## SUPPLIED RECORDS
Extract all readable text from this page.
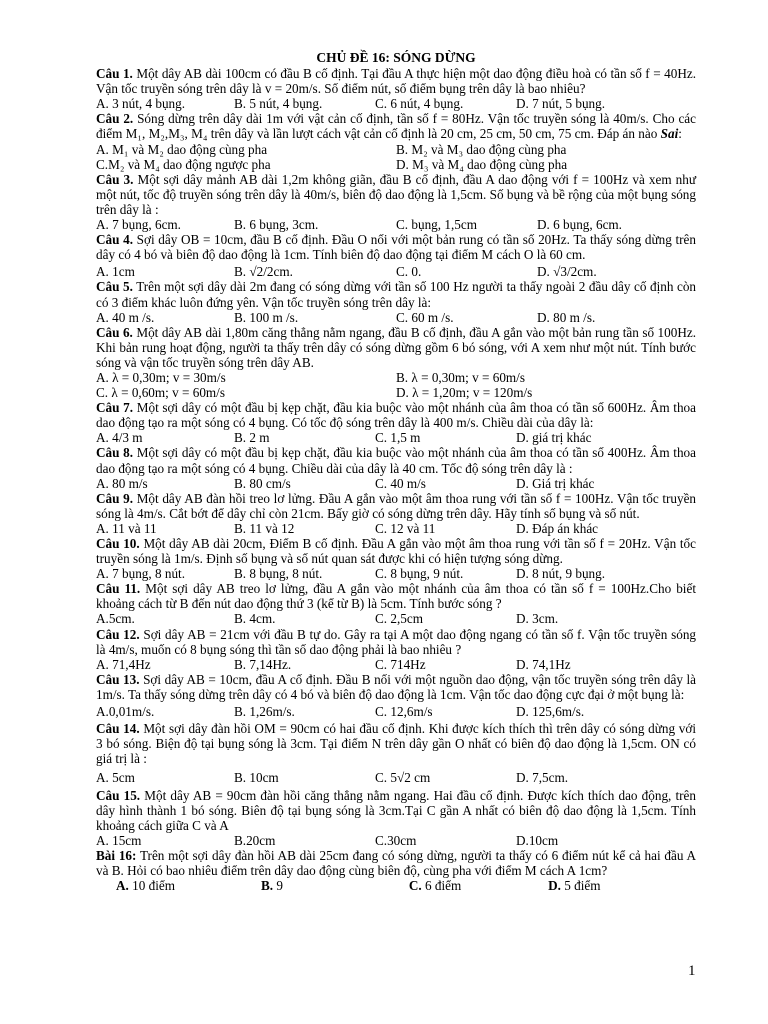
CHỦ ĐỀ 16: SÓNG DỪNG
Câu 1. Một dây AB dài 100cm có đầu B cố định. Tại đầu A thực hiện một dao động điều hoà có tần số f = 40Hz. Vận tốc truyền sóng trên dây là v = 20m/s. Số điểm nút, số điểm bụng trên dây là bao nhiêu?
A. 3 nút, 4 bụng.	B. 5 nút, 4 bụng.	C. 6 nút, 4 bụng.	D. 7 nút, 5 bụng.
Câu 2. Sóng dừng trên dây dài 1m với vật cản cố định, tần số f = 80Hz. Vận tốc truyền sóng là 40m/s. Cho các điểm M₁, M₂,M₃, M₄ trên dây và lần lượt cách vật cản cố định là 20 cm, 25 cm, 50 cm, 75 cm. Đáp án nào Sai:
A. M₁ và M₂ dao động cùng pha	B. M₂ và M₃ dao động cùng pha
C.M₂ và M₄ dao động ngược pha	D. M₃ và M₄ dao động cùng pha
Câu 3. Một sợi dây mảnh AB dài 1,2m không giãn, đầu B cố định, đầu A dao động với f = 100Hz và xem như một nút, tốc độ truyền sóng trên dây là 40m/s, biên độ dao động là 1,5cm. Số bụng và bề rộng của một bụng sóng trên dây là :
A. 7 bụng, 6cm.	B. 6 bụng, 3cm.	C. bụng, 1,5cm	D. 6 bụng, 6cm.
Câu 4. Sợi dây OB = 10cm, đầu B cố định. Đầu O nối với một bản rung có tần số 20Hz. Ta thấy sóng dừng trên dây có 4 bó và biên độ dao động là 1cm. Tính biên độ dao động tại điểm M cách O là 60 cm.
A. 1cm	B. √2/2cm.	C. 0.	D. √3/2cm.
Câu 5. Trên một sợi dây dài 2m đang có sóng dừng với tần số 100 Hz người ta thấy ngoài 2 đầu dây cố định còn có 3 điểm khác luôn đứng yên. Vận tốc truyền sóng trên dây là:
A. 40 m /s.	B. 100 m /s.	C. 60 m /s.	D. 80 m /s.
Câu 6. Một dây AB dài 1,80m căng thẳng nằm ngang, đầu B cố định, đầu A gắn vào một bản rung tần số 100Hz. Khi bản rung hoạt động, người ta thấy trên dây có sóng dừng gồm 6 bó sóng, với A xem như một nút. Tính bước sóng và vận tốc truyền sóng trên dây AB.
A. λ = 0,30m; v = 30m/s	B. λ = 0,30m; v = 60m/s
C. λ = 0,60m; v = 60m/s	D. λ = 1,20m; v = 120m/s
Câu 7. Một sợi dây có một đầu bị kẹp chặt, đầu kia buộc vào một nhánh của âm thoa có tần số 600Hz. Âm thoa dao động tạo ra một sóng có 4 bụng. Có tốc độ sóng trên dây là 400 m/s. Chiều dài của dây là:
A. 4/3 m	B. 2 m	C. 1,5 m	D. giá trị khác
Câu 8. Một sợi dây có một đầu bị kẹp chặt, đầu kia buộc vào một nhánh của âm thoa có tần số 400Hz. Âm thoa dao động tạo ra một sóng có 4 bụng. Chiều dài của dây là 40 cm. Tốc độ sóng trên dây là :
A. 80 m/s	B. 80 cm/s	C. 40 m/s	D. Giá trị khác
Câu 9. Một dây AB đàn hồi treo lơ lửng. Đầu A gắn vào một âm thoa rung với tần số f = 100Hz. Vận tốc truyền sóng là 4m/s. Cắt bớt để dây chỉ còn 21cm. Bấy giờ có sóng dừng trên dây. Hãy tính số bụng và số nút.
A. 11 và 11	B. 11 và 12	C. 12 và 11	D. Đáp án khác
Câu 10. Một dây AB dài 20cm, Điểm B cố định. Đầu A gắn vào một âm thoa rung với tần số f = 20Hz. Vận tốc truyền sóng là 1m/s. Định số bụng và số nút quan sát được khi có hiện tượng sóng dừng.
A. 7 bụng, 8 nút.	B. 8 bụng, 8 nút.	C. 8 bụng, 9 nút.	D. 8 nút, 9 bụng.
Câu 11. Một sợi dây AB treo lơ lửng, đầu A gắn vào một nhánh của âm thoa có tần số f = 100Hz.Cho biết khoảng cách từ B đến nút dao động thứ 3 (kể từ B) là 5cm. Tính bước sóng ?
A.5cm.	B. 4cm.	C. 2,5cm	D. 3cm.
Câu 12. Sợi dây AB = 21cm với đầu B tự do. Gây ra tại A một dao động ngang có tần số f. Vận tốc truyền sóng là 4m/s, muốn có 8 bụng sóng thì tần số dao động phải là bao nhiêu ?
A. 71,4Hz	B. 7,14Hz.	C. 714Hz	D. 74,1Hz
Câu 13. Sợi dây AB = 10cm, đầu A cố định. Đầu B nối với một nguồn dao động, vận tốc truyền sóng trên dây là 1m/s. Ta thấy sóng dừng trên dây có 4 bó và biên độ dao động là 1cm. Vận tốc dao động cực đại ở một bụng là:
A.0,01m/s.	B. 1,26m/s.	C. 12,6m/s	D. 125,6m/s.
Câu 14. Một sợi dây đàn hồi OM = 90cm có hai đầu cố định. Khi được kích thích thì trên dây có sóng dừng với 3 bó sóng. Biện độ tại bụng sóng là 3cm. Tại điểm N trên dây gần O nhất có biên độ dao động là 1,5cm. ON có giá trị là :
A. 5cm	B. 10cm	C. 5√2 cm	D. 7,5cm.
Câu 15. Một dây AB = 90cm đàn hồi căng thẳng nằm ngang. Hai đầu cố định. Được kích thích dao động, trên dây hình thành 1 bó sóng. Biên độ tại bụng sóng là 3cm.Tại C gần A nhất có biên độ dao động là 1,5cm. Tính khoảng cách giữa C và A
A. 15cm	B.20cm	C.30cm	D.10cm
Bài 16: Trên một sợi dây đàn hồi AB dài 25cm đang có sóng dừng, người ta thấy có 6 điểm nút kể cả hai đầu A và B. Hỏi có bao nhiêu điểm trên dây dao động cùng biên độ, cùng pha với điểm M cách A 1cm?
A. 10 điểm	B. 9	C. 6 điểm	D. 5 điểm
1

* * *

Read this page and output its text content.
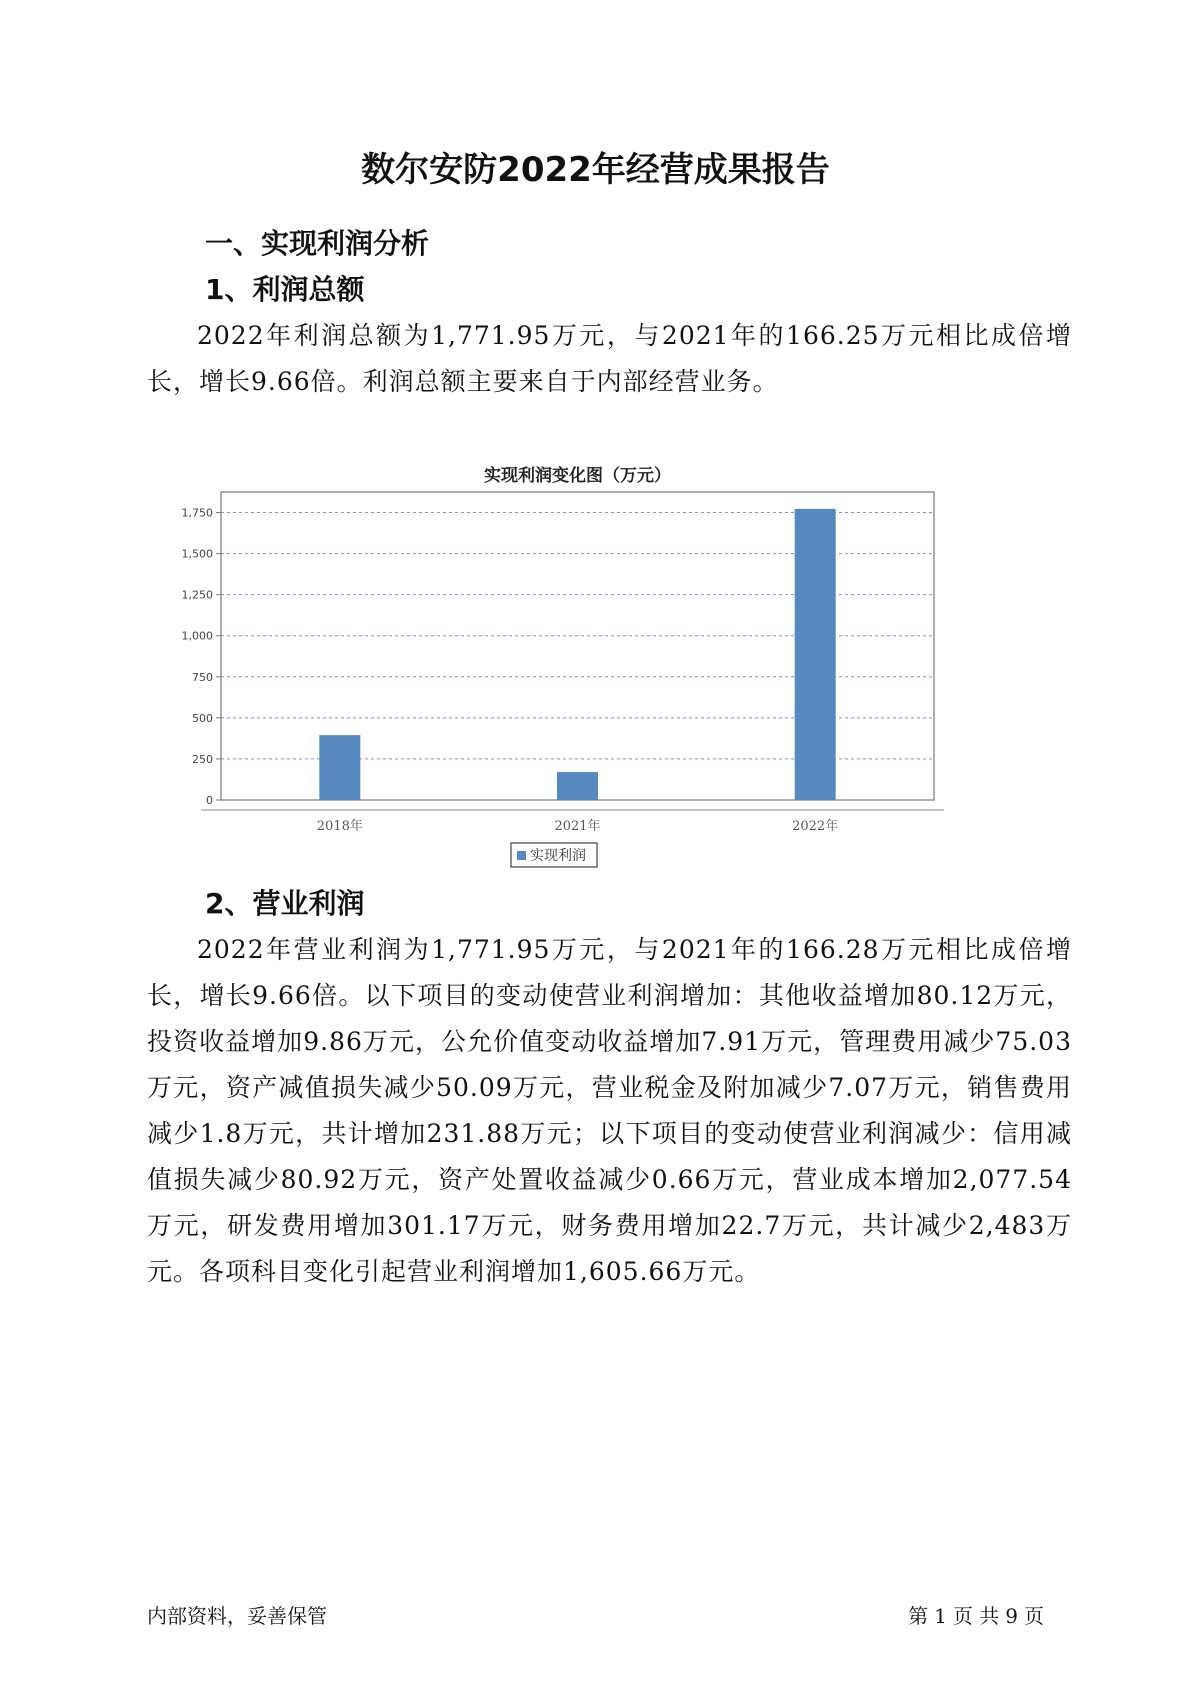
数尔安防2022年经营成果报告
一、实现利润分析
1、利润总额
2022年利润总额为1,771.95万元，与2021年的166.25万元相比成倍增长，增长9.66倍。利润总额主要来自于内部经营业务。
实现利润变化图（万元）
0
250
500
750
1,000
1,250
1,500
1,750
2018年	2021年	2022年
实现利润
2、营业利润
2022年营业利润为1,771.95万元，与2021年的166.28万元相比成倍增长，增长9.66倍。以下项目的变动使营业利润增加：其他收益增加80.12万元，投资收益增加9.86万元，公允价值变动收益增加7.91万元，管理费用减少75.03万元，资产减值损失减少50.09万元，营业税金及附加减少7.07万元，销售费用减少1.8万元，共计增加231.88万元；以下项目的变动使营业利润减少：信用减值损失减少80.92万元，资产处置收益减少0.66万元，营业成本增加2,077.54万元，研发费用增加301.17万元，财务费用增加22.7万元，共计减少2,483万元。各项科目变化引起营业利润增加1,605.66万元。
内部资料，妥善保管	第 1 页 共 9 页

## SHORT PROBLEM
Scan the material above. Copy each line that holds the word "treo".

## OUTPUT
Câu 9. Một dây AB đàn hồi treo lơ lửng. Đầu A gắn vào một âm thoa rung với tần số f = 100Hz. Vận tốc truyền sóng là 4m/s. Cắt bớt để dây chỉ còn 21cm. Bấy giờ có sóng dừng trên dây. Hãy tính số bụng và số nút.
Câu 11. Một sợi dây AB treo lơ lửng, đầu A gắn vào một nhánh của âm thoa có tần số f = 100Hz.Cho biết khoảng cách từ B đến nút dao động thứ 3 (kể từ B) là 5cm. Tính bước sóng ?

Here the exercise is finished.